_Stated problem:_
Every line that includes the word "TradingView" is to be listed.

_Recorded information:_
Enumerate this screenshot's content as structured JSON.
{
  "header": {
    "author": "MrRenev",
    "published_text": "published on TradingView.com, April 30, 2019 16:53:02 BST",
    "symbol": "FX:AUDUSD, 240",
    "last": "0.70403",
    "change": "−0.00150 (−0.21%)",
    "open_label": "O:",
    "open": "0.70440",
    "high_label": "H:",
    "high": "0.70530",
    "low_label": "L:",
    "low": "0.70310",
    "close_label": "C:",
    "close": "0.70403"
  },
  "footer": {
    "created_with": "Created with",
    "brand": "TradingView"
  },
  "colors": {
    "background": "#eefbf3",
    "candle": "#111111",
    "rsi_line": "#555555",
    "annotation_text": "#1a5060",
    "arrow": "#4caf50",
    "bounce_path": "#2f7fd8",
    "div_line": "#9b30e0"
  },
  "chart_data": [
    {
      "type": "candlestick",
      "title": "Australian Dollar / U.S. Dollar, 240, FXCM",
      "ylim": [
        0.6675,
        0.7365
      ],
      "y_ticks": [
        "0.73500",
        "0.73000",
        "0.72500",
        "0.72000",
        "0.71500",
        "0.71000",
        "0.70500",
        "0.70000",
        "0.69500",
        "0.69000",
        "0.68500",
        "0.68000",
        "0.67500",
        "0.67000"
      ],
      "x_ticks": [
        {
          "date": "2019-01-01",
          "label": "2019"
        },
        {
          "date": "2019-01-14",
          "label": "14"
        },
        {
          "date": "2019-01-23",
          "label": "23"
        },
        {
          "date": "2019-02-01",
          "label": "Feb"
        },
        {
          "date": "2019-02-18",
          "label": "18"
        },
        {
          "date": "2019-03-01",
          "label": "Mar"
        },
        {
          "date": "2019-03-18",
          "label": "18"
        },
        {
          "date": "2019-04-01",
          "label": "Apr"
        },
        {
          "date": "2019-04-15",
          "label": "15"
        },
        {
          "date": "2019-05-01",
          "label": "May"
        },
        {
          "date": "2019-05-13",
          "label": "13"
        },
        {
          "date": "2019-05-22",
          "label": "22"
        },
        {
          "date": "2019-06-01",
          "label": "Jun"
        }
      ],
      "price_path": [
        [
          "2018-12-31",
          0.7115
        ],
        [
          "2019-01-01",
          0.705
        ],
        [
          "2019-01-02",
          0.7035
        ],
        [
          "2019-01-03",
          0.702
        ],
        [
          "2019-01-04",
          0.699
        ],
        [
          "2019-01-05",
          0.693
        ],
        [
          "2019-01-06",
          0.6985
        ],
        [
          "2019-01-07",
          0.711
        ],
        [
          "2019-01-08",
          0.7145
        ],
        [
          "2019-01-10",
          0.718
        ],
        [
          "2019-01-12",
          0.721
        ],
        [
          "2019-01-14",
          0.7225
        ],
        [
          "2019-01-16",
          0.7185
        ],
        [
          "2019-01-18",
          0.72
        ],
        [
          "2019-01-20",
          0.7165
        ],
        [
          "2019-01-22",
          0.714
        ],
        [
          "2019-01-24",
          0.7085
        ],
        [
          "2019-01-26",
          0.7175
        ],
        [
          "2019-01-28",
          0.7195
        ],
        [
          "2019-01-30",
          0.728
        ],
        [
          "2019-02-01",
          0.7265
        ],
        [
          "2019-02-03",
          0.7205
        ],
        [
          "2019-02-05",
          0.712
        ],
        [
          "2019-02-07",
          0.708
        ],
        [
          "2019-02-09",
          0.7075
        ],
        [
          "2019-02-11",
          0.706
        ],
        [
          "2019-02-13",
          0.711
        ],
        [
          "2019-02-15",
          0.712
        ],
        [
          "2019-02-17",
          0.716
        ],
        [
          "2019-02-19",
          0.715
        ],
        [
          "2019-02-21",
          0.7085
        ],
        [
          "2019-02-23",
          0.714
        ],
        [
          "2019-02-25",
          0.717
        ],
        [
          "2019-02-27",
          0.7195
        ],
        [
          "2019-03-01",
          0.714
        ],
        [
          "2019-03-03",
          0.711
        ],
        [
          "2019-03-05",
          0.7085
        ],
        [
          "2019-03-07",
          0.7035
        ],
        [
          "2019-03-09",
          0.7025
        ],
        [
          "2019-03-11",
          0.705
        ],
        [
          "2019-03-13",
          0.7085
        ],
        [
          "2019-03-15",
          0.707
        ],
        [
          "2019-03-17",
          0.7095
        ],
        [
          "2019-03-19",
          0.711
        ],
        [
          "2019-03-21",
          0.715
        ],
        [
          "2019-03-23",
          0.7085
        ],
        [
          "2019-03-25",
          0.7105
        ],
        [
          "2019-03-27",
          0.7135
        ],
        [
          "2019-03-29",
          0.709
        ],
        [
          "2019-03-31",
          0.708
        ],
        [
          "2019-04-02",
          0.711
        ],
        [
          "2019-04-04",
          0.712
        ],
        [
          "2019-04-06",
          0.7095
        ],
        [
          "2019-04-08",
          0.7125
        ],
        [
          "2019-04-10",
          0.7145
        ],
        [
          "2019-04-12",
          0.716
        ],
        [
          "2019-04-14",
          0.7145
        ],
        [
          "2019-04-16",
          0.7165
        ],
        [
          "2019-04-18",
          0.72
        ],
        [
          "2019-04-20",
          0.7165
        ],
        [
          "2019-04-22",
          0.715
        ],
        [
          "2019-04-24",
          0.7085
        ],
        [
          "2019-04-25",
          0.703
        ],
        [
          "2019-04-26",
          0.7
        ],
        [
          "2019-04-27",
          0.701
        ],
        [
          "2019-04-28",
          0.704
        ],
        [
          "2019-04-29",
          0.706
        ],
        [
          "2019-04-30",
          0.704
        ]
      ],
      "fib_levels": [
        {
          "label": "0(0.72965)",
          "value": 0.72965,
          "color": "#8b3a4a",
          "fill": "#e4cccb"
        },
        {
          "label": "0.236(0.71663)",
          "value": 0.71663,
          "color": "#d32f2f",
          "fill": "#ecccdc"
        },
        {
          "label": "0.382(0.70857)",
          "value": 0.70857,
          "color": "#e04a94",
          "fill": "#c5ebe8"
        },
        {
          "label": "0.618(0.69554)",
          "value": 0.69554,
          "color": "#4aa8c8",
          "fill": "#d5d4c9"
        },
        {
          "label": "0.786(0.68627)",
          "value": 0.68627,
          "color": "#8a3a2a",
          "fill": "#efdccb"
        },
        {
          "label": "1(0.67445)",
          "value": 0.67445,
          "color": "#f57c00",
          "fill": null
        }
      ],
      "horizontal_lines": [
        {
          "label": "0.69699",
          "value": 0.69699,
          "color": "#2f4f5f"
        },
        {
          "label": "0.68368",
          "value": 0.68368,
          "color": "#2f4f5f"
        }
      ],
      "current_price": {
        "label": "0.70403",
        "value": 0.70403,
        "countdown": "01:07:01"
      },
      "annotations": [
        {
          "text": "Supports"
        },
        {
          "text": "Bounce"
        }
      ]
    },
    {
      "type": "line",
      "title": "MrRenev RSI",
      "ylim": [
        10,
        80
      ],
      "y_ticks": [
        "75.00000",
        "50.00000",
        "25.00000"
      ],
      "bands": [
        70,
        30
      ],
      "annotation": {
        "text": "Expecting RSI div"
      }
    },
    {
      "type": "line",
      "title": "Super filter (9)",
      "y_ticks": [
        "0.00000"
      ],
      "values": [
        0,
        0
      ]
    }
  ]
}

_Full output:_
    "published_text": "published on TradingView.com, April 30, 2019 16:53:02 BST",
    "brand": "TradingView"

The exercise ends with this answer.